• _Goal A_
In the Ross Lake notice below, set down the passage starting with "The National Park Service is" and going on through "register their feedback." word for word.
• _Goal B_
Answer these questions from the Ross Lake notice below:
(i) Which agency is creating the management plan for Ross Lake National Recreation Area?
(ii) By what date is input needed?
(iii) What does the Seaplane Pilots Association want the Park Service to do about seaplane regulations?

• _Extract_
Need Your Input to the National Park Service by September 30th to Maintain Seaplane Access at Ross Lake

The National Park Service is creating a management plan for Ross Lake National Recreation Area in Washington State which would affect a wide variety of activities and, as proposed, would essentially eliminate seaplane operations on Ross lake.  Washington Seaplane Pilots’ Association (WA-SPA) is leading the effort along with the Seaplane Pilots Association (SPA), Washington Pilots Association and AOPA to ensure that seaplanes will still have full access to the lake and are calling on individual pilots to register their feedback.

The Seaplane Pilots Association’s position on the Ross Lake General Management Plan is for the Park Service to maintain their current seaplane regulations – they represent excellent management practice.   The very small numbers of water flying visitors to the lake, excellent seaplane safety record, and the absence of public complaints or concerns about seaplane operations demonstrates that the Park’s current management practices produce quality outcomes.

• _Records_
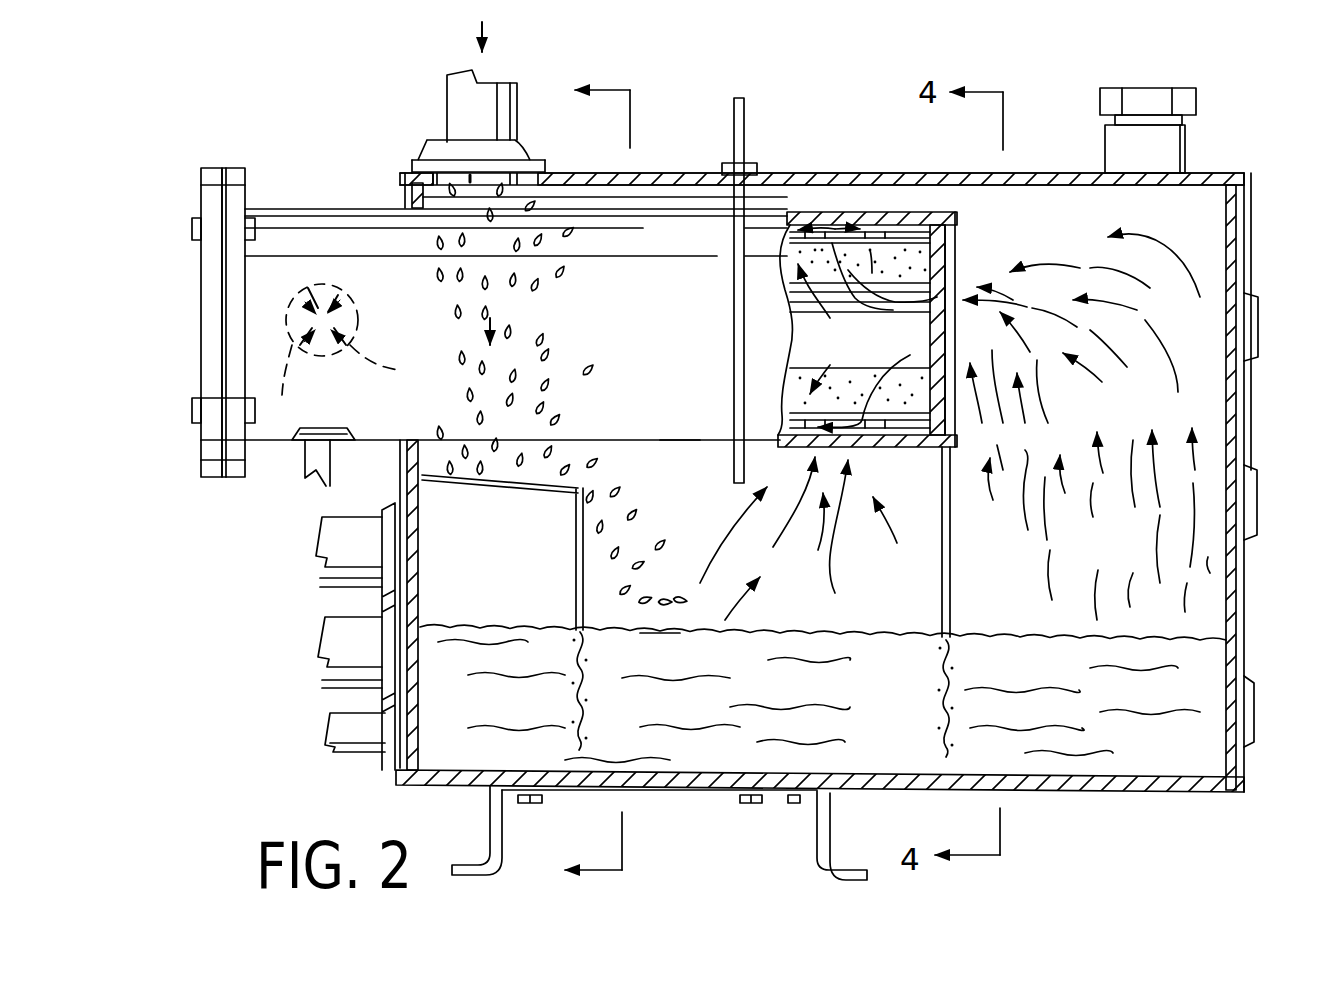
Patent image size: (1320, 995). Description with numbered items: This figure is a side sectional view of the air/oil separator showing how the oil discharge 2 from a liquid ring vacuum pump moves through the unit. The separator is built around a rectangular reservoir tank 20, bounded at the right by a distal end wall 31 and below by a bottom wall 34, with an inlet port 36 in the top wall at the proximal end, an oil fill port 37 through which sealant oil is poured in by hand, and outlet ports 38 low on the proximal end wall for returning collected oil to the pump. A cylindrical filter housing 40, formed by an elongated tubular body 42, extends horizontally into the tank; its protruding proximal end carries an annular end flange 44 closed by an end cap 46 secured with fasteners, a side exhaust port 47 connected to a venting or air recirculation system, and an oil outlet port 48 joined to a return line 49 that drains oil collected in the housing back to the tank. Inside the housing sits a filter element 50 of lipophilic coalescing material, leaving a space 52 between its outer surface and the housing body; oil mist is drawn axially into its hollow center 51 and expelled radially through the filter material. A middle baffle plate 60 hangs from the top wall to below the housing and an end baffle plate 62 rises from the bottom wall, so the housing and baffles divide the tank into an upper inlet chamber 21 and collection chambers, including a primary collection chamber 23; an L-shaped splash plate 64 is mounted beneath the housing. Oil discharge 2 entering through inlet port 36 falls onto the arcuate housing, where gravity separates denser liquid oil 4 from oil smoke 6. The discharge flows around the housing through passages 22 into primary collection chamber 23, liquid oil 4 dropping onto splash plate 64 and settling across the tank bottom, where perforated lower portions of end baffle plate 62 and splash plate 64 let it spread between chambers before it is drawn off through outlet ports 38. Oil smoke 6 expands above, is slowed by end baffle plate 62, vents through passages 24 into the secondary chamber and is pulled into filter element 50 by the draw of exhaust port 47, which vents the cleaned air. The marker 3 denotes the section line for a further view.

The oil discharge 2 is at (542, 297).
The section line 3- 3 is at (581, 483).
The liquid oil 4 is at (891, 242).
The oil smoke 6 is at (1123, 403).
The reservoir tank 20 is at (1022, 175).
The upper inlet chamber 21 is at (600, 175).
The passages 22 is at (710, 340).
The primary collection chamber 23 is at (677, 513).
The passages 24 is at (823, 330).
The distal end wall 31 is at (1233, 240).
The bottom wall 34 is at (1128, 786).
The inlet port 36 is at (455, 158).
The oil fill port 37 is at (1170, 157).
The outlet ports 38 is at (357, 722).
The filter housing 40 is at (372, 205).
The tubular body 42 is at (670, 238).
The annular end flange 44 is at (242, 200).
The end cap 46 is at (207, 350).
The side exhaust port 47 is at (332, 355).
The oil outlet port 48 is at (305, 442).
The return line 49 is at (322, 470).
The filter element 50 is at (853, 271).
The hollow center 51 is at (957, 338).
The space 52 is at (925, 210).
The middle baffle plate 60 is at (732, 390).
The end baffle plate 62 is at (943, 537).
The splash plate 64 is at (512, 492).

• _Worked answer A_
The National Park Service is creating a management plan for Ross Lake National Recreation Area in Washington State which would affect a wide variety of activities and, as proposed, would essentially eliminate seaplane operations on Ross lake.  Washington Seaplane Pilots’ Association (WA-SPA) is leading the effort along with the Seaplane Pilots Association (SPA), Washington Pilots Association and AOPA to ensure that seaplanes will still have full access to the lake and are calling on individual pilots to register their feedback.

• _Worked answer B_
(i) The National Park Service.
(ii) September 30th.
(iii) Maintain its current seaplane regulations.